◆ Short problem
Please quote the lines below verbatim, leaving every word, symbol and number unchanged.

◆ Data in this exercise
+--
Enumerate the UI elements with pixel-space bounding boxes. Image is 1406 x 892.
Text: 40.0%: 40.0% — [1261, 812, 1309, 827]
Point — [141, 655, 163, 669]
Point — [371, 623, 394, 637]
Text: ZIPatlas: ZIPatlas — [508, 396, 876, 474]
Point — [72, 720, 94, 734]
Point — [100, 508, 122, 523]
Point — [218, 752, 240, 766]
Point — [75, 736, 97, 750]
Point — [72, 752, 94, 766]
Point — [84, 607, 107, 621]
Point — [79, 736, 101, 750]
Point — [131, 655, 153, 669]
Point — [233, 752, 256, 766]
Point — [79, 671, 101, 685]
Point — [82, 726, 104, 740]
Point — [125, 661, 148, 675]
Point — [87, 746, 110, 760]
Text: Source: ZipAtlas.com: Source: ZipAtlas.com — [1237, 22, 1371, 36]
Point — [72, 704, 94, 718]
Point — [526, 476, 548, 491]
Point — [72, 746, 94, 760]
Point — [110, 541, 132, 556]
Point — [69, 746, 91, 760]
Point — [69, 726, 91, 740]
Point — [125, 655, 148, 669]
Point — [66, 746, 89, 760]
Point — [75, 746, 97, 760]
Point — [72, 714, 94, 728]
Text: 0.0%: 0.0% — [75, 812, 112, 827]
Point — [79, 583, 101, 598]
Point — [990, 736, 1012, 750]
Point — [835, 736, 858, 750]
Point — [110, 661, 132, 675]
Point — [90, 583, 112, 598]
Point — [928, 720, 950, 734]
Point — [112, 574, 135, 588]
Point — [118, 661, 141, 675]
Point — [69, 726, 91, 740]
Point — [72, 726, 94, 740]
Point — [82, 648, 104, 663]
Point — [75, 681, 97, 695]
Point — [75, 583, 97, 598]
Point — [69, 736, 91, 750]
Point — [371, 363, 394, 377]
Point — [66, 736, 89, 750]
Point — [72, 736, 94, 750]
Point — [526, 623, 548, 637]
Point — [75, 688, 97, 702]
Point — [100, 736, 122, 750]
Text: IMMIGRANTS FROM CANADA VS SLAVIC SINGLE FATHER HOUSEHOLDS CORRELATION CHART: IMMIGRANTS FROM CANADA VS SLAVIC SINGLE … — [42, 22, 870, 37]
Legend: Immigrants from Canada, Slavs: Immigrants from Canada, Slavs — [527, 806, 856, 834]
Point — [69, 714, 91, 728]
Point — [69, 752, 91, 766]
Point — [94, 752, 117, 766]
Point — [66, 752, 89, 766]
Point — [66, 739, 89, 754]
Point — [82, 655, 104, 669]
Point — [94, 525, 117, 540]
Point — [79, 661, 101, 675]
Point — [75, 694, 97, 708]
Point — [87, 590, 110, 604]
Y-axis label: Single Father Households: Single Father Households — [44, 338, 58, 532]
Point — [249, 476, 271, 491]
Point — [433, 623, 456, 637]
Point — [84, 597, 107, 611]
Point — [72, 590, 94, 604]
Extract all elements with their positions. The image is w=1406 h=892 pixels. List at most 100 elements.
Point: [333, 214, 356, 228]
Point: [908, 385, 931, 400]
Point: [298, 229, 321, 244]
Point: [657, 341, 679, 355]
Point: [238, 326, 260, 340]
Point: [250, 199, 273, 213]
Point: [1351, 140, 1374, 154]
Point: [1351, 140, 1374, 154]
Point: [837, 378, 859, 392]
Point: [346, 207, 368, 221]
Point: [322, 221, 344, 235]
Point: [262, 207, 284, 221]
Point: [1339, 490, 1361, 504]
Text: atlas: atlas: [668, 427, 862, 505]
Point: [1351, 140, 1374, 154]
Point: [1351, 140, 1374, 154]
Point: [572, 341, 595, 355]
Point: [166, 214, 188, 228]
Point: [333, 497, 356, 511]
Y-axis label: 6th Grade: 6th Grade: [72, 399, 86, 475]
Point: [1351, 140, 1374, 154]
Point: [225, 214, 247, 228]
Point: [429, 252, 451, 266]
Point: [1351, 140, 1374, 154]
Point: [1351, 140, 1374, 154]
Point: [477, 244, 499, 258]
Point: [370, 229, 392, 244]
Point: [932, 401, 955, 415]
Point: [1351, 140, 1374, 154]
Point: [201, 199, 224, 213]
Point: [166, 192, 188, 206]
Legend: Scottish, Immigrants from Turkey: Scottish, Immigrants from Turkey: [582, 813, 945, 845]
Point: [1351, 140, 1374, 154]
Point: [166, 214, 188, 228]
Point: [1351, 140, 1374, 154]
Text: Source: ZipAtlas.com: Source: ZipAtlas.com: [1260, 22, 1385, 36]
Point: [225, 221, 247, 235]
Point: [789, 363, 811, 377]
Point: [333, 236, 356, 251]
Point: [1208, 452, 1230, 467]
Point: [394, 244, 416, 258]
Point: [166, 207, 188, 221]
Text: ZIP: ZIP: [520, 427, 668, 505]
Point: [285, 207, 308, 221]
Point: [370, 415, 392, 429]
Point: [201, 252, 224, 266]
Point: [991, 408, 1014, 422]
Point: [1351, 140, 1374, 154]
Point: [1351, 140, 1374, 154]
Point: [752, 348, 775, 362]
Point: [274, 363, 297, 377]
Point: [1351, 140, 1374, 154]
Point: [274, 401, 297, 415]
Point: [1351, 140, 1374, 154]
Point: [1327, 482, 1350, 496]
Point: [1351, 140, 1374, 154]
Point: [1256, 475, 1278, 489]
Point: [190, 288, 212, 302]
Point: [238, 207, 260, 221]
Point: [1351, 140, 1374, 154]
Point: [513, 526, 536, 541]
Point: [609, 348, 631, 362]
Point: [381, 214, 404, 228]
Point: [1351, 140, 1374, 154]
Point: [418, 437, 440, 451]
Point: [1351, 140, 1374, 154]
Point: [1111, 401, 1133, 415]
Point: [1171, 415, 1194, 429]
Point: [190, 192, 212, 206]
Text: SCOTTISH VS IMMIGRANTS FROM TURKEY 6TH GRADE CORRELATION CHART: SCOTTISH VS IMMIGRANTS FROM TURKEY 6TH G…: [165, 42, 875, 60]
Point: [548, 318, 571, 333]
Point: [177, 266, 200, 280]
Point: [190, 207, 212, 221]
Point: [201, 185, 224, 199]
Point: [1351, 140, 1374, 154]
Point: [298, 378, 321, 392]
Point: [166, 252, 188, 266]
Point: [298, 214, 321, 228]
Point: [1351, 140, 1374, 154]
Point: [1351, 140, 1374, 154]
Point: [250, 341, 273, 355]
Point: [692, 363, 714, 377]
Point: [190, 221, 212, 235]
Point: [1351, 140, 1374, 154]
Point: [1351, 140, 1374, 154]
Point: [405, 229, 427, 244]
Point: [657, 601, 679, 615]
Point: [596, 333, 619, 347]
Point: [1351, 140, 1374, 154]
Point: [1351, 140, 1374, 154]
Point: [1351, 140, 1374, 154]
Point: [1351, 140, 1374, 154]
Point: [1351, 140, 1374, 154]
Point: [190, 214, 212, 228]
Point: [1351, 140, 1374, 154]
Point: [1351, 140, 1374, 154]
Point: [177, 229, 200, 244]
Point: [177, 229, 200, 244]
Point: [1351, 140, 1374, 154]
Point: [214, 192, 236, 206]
+--
◆ Solution for this task
Enumerate the UI elements with pixel-space bounding boxes. Image is 1406 x 892.
Text: 40.0%: 40.0% — [1261, 812, 1309, 827]
Point — [141, 655, 163, 669]
Point — [371, 623, 394, 637]
Text: ZIPatlas: ZIPatlas — [508, 396, 876, 474]
Point — [72, 720, 94, 734]
Point — [100, 508, 122, 523]
Point — [218, 752, 240, 766]
Point — [75, 736, 97, 750]
Point — [72, 752, 94, 766]
Point — [84, 607, 107, 621]
Point — [79, 736, 101, 750]
Point — [131, 655, 153, 669]
Point — [233, 752, 256, 766]
Point — [79, 671, 101, 685]
Point — [82, 726, 104, 740]
Point — [125, 661, 148, 675]
Point — [87, 746, 110, 760]
Text: Source: ZipAtlas.com: Source: ZipAtlas.com — [1237, 22, 1371, 36]
Point — [72, 704, 94, 718]
Point — [526, 476, 548, 491]
Point — [72, 746, 94, 760]
Point — [110, 541, 132, 556]
Point — [69, 746, 91, 760]
Point — [69, 726, 91, 740]
Point — [125, 655, 148, 669]
Point — [66, 746, 89, 760]
Point — [75, 746, 97, 760]
Point — [72, 714, 94, 728]
Text: 0.0%: 0.0% — [75, 812, 112, 827]
Point — [79, 583, 101, 598]
Point — [990, 736, 1012, 750]
Point — [835, 736, 858, 750]
Point — [110, 661, 132, 675]
Point — [90, 583, 112, 598]
Point — [928, 720, 950, 734]
Point — [112, 574, 135, 588]
Point — [118, 661, 141, 675]
Point — [69, 726, 91, 740]
Point — [72, 726, 94, 740]
Point — [82, 648, 104, 663]
Point — [75, 681, 97, 695]
Point — [75, 583, 97, 598]
Point — [69, 736, 91, 750]
Point — [371, 363, 394, 377]
Point — [66, 736, 89, 750]
Point — [72, 736, 94, 750]
Point — [526, 623, 548, 637]
Point — [75, 688, 97, 702]
Point — [100, 736, 122, 750]
Text: IMMIGRANTS FROM CANADA VS SLAVIC SINGLE FATHER HOUSEHOLDS CORRELATION CHART: IMMIGRANTS FROM CANADA VS SLAVIC SINGLE … — [42, 22, 870, 37]
Legend: Immigrants from Canada, Slavs: Immigrants from Canada, Slavs — [527, 806, 856, 834]
Point — [69, 714, 91, 728]
Point — [69, 752, 91, 766]
Point — [94, 752, 117, 766]
Point — [66, 752, 89, 766]
Point — [66, 739, 89, 754]
Point — [82, 655, 104, 669]
Point — [94, 525, 117, 540]
Point — [79, 661, 101, 675]
Point — [75, 694, 97, 708]
Point — [87, 590, 110, 604]
Y-axis label: Single Father Households: Single Father Households — [44, 338, 58, 532]
Point — [249, 476, 271, 491]
Point — [433, 623, 456, 637]
Point — [84, 597, 107, 611]
Point — [72, 590, 94, 604]
Extract all elements with their positions. The image is w=1406 h=892 pixels. List at most 100 elements.
Point: [333, 214, 356, 228]
Point: [908, 385, 931, 400]
Point: [298, 229, 321, 244]
Point: [657, 341, 679, 355]
Point: [238, 326, 260, 340]
Point: [250, 199, 273, 213]
Point: [1351, 140, 1374, 154]
Point: [1351, 140, 1374, 154]
Point: [837, 378, 859, 392]
Point: [346, 207, 368, 221]
Point: [322, 221, 344, 235]
Point: [262, 207, 284, 221]
Point: [1339, 490, 1361, 504]
Text: atlas: atlas: [668, 427, 862, 505]
Point: [1351, 140, 1374, 154]
Point: [1351, 140, 1374, 154]
Point: [572, 341, 595, 355]
Point: [166, 214, 188, 228]
Point: [333, 497, 356, 511]
Y-axis label: 6th Grade: 6th Grade: [72, 399, 86, 475]
Point: [1351, 140, 1374, 154]
Point: [225, 214, 247, 228]
Point: [429, 252, 451, 266]
Point: [1351, 140, 1374, 154]
Point: [1351, 140, 1374, 154]
Point: [477, 244, 499, 258]
Point: [370, 229, 392, 244]
Point: [932, 401, 955, 415]
Point: [1351, 140, 1374, 154]
Point: [201, 199, 224, 213]
Point: [166, 192, 188, 206]
Legend: Scottish, Immigrants from Turkey: Scottish, Immigrants from Turkey: [582, 813, 945, 845]
Point: [1351, 140, 1374, 154]
Point: [166, 214, 188, 228]
Point: [1351, 140, 1374, 154]
Text: Source: ZipAtlas.com: Source: ZipAtlas.com: [1260, 22, 1385, 36]
Point: [225, 221, 247, 235]
Point: [789, 363, 811, 377]
Point: [333, 236, 356, 251]
Point: [1208, 452, 1230, 467]
Point: [394, 244, 416, 258]
Point: [166, 207, 188, 221]
Text: ZIP: ZIP: [520, 427, 668, 505]
Point: [285, 207, 308, 221]
Point: [370, 415, 392, 429]
Point: [201, 252, 224, 266]
Point: [991, 408, 1014, 422]
Point: [1351, 140, 1374, 154]
Point: [1351, 140, 1374, 154]
Point: [752, 348, 775, 362]
Point: [274, 363, 297, 377]
Point: [1351, 140, 1374, 154]
Point: [274, 401, 297, 415]
Point: [1351, 140, 1374, 154]
Point: [1327, 482, 1350, 496]
Point: [1351, 140, 1374, 154]
Point: [1256, 475, 1278, 489]
Point: [190, 288, 212, 302]
Point: [238, 207, 260, 221]
Point: [1351, 140, 1374, 154]
Point: [513, 526, 536, 541]
Point: [609, 348, 631, 362]
Point: [381, 214, 404, 228]
Point: [1351, 140, 1374, 154]
Point: [418, 437, 440, 451]
Point: [1351, 140, 1374, 154]
Point: [1111, 401, 1133, 415]
Point: [1171, 415, 1194, 429]
Point: [190, 192, 212, 206]
Text: SCOTTISH VS IMMIGRANTS FROM TURKEY 6TH GRADE CORRELATION CHART: SCOTTISH VS IMMIGRANTS FROM TURKEY 6TH G…: [165, 42, 875, 60]
Point: [548, 318, 571, 333]
Point: [177, 266, 200, 280]
Point: [190, 207, 212, 221]
Point: [201, 185, 224, 199]
Point: [1351, 140, 1374, 154]
Point: [298, 378, 321, 392]
Point: [166, 252, 188, 266]
Point: [298, 214, 321, 228]
Point: [1351, 140, 1374, 154]
Point: [1351, 140, 1374, 154]
Point: [250, 341, 273, 355]
Point: [692, 363, 714, 377]
Point: [190, 221, 212, 235]
Point: [1351, 140, 1374, 154]
Point: [1351, 140, 1374, 154]
Point: [405, 229, 427, 244]
Point: [657, 601, 679, 615]
Point: [596, 333, 619, 347]
Point: [1351, 140, 1374, 154]
Point: [1351, 140, 1374, 154]
Point: [1351, 140, 1374, 154]
Point: [1351, 140, 1374, 154]
Point: [1351, 140, 1374, 154]
Point: [190, 214, 212, 228]
Point: [1351, 140, 1374, 154]
Point: [1351, 140, 1374, 154]
Point: [177, 229, 200, 244]
Point: [177, 229, 200, 244]
Point: [1351, 140, 1374, 154]
Point: [214, 192, 236, 206]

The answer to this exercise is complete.